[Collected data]
start

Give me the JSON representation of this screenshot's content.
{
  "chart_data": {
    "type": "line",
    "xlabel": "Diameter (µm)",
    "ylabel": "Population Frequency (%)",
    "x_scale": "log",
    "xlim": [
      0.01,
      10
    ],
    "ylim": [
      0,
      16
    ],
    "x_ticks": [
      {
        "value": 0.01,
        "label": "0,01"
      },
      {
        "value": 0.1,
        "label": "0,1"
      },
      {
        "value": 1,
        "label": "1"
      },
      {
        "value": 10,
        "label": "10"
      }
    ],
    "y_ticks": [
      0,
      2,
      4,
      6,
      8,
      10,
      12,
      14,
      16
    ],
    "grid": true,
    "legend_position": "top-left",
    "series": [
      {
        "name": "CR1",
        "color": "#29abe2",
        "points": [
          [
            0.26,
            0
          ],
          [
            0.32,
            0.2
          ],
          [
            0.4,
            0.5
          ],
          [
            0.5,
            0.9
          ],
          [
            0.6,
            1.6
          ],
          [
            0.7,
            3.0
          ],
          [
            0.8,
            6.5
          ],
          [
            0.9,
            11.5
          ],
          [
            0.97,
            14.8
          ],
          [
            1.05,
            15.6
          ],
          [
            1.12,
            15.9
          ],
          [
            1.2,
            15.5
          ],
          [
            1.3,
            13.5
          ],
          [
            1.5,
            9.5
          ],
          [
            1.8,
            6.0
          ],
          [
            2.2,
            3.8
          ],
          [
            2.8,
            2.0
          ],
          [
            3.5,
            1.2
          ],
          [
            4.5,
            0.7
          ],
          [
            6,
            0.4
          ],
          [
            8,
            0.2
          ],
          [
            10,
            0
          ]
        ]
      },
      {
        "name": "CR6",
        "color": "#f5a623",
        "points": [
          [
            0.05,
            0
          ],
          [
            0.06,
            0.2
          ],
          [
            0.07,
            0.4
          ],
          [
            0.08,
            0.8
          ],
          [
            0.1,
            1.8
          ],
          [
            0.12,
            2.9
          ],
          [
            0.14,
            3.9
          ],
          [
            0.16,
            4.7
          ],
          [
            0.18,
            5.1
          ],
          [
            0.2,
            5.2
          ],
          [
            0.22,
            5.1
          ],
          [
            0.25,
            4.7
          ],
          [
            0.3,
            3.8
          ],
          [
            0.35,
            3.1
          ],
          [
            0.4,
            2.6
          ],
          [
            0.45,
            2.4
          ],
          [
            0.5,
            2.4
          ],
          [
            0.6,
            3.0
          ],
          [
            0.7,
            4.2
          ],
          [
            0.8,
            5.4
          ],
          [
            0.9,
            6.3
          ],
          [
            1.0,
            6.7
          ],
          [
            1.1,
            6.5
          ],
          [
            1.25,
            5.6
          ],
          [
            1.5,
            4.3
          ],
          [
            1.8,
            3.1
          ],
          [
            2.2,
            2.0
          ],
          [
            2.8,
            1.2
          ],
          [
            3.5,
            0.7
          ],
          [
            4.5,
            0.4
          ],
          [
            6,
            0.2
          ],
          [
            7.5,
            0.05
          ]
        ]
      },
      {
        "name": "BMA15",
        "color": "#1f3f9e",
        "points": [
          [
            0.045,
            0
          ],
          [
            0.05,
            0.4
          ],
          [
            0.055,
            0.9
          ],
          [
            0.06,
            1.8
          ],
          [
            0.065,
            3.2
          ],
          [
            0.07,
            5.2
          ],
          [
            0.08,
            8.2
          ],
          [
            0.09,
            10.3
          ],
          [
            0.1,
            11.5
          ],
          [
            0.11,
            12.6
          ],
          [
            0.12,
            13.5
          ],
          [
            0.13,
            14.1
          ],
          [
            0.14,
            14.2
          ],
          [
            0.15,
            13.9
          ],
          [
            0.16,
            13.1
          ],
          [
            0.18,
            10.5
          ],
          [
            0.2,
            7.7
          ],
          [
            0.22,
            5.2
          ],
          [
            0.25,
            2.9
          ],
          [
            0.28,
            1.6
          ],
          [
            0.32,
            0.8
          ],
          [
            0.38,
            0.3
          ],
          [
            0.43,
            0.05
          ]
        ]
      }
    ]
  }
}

end

* Exercise directions
Return the whole listing exactly, with every line included.

* Solved exercise
Give me the JSON representation of this screenshot's content.
{
  "chart_data": {
    "type": "line",
    "xlabel": "Diameter (µm)",
    "ylabel": "Population Frequency (%)",
    "x_scale": "log",
    "xlim": [
      0.01,
      10
    ],
    "ylim": [
      0,
      16
    ],
    "x_ticks": [
      {
        "value": 0.01,
        "label": "0,01"
      },
      {
        "value": 0.1,
        "label": "0,1"
      },
      {
        "value": 1,
        "label": "1"
      },
      {
        "value": 10,
        "label": "10"
      }
    ],
    "y_ticks": [
      0,
      2,
      4,
      6,
      8,
      10,
      12,
      14,
      16
    ],
    "grid": true,
    "legend_position": "top-left",
    "series": [
      {
        "name": "CR1",
        "color": "#29abe2",
        "points": [
          [
            0.26,
            0
          ],
          [
            0.32,
            0.2
          ],
          [
            0.4,
            0.5
          ],
          [
            0.5,
            0.9
          ],
          [
            0.6,
            1.6
          ],
          [
            0.7,
            3.0
          ],
          [
            0.8,
            6.5
          ],
          [
            0.9,
            11.5
          ],
          [
            0.97,
            14.8
          ],
          [
            1.05,
            15.6
          ],
          [
            1.12,
            15.9
          ],
          [
            1.2,
            15.5
          ],
          [
            1.3,
            13.5
          ],
          [
            1.5,
            9.5
          ],
          [
            1.8,
            6.0
          ],
          [
            2.2,
            3.8
          ],
          [
            2.8,
            2.0
          ],
          [
            3.5,
            1.2
          ],
          [
            4.5,
            0.7
          ],
          [
            6,
            0.4
          ],
          [
            8,
            0.2
          ],
          [
            10,
            0
          ]
        ]
      },
      {
        "name": "CR6",
        "color": "#f5a623",
        "points": [
          [
            0.05,
            0
          ],
          [
            0.06,
            0.2
          ],
          [
            0.07,
            0.4
          ],
          [
            0.08,
            0.8
          ],
          [
            0.1,
            1.8
          ],
          [
            0.12,
            2.9
          ],
          [
            0.14,
            3.9
          ],
          [
            0.16,
            4.7
          ],
          [
            0.18,
            5.1
          ],
          [
            0.2,
            5.2
          ],
          [
            0.22,
            5.1
          ],
          [
            0.25,
            4.7
          ],
          [
            0.3,
            3.8
          ],
          [
            0.35,
            3.1
          ],
          [
            0.4,
            2.6
          ],
          [
            0.45,
            2.4
          ],
          [
            0.5,
            2.4
          ],
          [
            0.6,
            3.0
          ],
          [
            0.7,
            4.2
          ],
          [
            0.8,
            5.4
          ],
          [
            0.9,
            6.3
          ],
          [
            1.0,
            6.7
          ],
          [
            1.1,
            6.5
          ],
          [
            1.25,
            5.6
          ],
          [
            1.5,
            4.3
          ],
          [
            1.8,
            3.1
          ],
          [
            2.2,
            2.0
          ],
          [
            2.8,
            1.2
          ],
          [
            3.5,
            0.7
          ],
          [
            4.5,
            0.4
          ],
          [
            6,
            0.2
          ],
          [
            7.5,
            0.05
          ]
        ]
      },
      {
        "name": "BMA15",
        "color": "#1f3f9e",
        "points": [
          [
            0.045,
            0
          ],
          [
            0.05,
            0.4
          ],
          [
            0.055,
            0.9
          ],
          [
            0.06,
            1.8
          ],
          [
            0.065,
            3.2
          ],
          [
            0.07,
            5.2
          ],
          [
            0.08,
            8.2
          ],
          [
            0.09,
            10.3
          ],
          [
            0.1,
            11.5
          ],
          [
            0.11,
            12.6
          ],
          [
            0.12,
            13.5
          ],
          [
            0.13,
            14.1
          ],
          [
            0.14,
            14.2
          ],
          [
            0.15,
            13.9
          ],
          [
            0.16,
            13.1
          ],
          [
            0.18,
            10.5
          ],
          [
            0.2,
            7.7
          ],
          [
            0.22,
            5.2
          ],
          [
            0.25,
            2.9
          ],
          [
            0.28,
            1.6
          ],
          [
            0.32,
            0.8
          ],
          [
            0.38,
            0.3
          ],
          [
            0.43,
            0.05
          ]
        ]
      }
    ]
  }
}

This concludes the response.